Challenge
Present each line of the entries below that holds the word "Schüler".

──────

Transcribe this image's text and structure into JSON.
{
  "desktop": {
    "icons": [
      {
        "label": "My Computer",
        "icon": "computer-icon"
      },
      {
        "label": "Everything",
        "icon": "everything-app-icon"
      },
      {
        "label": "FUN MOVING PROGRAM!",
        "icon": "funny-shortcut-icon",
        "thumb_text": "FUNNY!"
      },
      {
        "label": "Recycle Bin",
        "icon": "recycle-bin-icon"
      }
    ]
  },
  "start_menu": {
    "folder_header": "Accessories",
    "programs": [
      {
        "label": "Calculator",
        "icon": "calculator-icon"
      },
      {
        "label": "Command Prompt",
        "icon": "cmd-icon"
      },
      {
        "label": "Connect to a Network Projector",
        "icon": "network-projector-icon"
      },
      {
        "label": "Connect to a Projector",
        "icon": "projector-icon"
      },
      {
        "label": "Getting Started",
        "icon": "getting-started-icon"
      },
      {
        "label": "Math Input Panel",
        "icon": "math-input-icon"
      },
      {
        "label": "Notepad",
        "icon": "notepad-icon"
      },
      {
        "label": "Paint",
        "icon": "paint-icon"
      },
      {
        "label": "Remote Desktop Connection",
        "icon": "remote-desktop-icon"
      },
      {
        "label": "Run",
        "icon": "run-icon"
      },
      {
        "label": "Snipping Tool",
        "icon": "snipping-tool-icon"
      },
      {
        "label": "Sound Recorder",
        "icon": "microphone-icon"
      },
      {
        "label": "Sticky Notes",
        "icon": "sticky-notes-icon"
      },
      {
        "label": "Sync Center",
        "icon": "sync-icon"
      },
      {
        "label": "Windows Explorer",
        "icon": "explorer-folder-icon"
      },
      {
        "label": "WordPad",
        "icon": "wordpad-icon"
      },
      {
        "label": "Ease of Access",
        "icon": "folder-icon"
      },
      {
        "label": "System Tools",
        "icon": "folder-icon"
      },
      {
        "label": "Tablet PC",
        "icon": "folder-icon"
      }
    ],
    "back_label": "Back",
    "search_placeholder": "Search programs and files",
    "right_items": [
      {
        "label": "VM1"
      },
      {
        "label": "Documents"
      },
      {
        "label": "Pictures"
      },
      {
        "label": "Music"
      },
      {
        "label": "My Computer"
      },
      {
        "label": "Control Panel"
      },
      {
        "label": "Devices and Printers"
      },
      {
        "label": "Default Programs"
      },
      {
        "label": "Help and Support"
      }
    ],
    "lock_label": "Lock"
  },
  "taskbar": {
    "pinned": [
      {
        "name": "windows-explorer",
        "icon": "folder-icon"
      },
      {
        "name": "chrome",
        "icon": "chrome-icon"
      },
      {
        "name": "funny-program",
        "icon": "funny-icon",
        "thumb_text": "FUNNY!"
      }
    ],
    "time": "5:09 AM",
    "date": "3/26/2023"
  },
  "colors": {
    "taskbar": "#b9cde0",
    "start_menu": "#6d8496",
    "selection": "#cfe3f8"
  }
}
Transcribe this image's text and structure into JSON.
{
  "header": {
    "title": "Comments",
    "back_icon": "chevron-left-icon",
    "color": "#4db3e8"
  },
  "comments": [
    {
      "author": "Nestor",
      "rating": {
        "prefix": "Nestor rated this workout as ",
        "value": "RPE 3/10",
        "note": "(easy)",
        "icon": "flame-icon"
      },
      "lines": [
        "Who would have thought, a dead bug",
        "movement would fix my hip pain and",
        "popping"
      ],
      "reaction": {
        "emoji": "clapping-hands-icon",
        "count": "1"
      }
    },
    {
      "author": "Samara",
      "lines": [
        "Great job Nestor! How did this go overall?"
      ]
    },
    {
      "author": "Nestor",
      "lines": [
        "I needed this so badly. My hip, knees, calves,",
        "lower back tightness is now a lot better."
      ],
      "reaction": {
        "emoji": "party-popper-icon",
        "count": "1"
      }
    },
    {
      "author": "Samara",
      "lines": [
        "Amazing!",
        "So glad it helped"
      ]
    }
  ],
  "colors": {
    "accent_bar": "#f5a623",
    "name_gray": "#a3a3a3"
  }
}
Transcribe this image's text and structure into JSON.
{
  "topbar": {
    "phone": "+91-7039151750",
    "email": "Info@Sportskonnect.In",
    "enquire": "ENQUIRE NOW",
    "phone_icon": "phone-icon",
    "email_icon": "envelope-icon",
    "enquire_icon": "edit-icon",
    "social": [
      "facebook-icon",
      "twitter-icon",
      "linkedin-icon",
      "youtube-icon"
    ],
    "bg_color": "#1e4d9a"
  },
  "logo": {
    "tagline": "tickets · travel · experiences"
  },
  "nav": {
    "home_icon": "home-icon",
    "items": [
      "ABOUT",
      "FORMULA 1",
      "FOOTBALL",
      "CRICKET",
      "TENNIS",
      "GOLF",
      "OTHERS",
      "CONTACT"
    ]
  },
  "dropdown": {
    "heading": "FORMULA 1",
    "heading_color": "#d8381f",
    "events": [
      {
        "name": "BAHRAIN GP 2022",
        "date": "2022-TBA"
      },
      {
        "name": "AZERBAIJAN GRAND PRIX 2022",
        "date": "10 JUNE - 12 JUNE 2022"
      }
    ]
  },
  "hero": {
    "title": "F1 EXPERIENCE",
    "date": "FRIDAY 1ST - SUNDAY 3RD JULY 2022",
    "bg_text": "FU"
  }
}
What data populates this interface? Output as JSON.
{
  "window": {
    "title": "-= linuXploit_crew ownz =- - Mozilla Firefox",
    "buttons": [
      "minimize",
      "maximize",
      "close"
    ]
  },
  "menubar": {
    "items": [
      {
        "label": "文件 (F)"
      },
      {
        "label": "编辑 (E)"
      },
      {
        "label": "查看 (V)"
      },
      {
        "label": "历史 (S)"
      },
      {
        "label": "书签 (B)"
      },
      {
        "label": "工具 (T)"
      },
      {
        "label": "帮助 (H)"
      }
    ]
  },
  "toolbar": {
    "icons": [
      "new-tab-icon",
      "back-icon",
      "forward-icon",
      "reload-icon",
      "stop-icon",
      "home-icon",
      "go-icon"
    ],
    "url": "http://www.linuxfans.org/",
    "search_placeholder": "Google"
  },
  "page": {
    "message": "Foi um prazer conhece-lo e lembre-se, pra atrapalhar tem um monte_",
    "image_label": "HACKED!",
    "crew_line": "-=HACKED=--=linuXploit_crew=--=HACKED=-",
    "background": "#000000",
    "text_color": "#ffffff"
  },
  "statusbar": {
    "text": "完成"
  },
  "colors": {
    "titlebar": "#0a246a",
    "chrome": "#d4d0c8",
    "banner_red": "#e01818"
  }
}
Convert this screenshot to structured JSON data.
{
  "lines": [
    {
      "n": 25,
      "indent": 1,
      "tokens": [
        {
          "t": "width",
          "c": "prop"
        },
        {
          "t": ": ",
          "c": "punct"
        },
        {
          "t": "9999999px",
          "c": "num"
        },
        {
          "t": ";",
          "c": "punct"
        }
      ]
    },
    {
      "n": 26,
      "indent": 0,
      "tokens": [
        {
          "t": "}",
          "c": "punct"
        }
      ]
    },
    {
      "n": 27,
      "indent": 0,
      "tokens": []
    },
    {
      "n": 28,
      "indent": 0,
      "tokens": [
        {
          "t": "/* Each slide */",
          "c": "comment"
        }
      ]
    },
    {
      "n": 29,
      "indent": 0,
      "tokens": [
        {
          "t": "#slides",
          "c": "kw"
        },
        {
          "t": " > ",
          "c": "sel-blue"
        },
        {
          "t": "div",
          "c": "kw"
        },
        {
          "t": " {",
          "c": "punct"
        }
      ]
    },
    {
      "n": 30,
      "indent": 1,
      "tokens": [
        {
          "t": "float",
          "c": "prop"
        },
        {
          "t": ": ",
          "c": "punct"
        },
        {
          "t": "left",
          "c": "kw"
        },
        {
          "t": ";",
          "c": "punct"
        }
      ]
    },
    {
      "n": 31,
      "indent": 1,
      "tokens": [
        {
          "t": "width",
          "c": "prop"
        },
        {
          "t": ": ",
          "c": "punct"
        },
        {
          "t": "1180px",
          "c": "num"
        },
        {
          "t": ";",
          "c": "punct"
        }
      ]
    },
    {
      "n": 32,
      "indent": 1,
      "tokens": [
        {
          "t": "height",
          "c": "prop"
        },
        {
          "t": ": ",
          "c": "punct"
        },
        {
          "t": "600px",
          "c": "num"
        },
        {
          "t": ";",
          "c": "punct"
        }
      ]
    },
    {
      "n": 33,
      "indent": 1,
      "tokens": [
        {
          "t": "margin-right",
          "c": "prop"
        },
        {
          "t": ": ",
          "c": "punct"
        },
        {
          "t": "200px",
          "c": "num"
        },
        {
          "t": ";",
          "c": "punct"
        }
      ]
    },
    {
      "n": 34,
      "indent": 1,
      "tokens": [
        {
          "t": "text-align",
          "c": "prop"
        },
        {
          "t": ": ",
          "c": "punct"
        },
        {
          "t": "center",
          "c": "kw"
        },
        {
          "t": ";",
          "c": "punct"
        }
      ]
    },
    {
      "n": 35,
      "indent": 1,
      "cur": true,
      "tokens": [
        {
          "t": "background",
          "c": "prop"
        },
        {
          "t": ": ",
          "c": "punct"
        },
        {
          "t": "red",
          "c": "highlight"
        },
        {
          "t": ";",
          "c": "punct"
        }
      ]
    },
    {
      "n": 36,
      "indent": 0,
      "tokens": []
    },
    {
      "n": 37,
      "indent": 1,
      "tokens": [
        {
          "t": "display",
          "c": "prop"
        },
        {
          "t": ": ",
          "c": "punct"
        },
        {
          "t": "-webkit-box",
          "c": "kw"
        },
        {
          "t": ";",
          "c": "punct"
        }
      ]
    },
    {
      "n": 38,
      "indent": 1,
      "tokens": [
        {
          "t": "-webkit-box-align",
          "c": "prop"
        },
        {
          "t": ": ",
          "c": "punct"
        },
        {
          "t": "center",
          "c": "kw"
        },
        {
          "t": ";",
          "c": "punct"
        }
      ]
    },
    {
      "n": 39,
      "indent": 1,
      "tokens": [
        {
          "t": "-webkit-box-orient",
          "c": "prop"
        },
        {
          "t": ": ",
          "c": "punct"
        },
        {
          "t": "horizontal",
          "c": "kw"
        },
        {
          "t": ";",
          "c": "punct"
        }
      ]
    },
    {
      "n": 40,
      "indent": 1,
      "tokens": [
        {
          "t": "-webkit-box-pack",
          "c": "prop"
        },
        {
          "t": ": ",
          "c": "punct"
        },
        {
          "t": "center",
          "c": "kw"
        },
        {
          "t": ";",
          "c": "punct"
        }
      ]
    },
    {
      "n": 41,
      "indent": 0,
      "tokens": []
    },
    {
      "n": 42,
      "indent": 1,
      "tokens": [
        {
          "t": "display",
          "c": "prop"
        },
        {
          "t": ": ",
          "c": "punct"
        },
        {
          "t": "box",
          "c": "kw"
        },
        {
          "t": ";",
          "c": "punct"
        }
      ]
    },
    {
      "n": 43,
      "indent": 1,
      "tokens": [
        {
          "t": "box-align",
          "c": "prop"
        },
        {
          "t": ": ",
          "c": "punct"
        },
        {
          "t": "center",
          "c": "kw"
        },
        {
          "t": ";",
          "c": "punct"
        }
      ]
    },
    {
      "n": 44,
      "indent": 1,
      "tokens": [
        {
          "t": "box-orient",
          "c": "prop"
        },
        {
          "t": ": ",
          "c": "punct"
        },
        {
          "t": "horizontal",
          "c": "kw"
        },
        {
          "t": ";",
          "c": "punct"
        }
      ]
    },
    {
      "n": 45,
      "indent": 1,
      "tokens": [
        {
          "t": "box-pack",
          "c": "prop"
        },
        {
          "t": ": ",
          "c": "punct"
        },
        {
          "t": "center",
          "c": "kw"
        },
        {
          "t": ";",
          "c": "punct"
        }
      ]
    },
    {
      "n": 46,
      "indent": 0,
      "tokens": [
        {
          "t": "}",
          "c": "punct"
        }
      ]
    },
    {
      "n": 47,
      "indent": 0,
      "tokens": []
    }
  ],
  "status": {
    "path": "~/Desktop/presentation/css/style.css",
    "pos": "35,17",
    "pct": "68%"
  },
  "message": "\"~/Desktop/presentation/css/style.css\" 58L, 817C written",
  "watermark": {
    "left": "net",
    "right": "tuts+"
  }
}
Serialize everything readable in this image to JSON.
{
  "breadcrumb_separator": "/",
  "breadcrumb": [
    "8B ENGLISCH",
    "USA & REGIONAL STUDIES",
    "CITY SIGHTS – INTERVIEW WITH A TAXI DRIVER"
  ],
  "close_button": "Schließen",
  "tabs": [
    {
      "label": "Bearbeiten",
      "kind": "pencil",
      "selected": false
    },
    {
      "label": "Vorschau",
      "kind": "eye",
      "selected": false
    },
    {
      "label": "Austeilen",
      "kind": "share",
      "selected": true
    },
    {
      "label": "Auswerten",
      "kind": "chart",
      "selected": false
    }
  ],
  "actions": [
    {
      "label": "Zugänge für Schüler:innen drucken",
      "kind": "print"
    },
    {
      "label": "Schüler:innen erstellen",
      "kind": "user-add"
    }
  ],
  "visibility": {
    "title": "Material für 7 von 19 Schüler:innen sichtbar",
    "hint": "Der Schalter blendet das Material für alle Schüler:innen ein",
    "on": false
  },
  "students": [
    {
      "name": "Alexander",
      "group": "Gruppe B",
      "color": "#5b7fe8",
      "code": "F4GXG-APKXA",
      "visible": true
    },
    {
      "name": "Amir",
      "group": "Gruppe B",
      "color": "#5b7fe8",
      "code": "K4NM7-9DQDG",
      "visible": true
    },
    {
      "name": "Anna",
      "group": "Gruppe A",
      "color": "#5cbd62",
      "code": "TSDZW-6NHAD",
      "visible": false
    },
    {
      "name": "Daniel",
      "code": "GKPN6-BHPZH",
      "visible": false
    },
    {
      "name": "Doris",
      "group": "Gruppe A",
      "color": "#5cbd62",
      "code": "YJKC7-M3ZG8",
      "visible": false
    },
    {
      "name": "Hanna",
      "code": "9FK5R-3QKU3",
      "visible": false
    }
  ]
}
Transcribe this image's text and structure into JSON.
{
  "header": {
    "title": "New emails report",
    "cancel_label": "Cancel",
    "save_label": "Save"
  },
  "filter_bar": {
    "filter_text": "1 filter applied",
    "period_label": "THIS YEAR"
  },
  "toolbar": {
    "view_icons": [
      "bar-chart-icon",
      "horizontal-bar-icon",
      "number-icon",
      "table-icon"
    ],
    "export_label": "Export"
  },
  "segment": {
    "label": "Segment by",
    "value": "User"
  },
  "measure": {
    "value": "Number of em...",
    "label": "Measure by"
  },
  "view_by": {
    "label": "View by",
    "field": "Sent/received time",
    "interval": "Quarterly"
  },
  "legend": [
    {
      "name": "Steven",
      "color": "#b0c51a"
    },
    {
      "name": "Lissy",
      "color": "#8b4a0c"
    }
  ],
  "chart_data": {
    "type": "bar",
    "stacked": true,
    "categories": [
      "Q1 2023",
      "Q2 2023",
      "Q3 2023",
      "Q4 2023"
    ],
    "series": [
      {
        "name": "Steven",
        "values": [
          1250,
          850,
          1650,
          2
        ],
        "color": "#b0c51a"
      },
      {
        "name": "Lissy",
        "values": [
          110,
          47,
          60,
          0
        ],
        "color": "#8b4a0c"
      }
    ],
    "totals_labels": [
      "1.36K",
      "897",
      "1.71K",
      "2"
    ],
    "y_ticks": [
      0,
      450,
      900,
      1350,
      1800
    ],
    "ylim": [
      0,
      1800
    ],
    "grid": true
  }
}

──────

Solution to the exercise
      "label": "Zugänge für Schüler:innen drucken",
      "label": "Schüler:innen erstellen",
    "title": "Material für 7 von 19 Schüler:innen sichtbar",
    "hint": "Der Schalter blendet das Material für alle Schüler:innen ein",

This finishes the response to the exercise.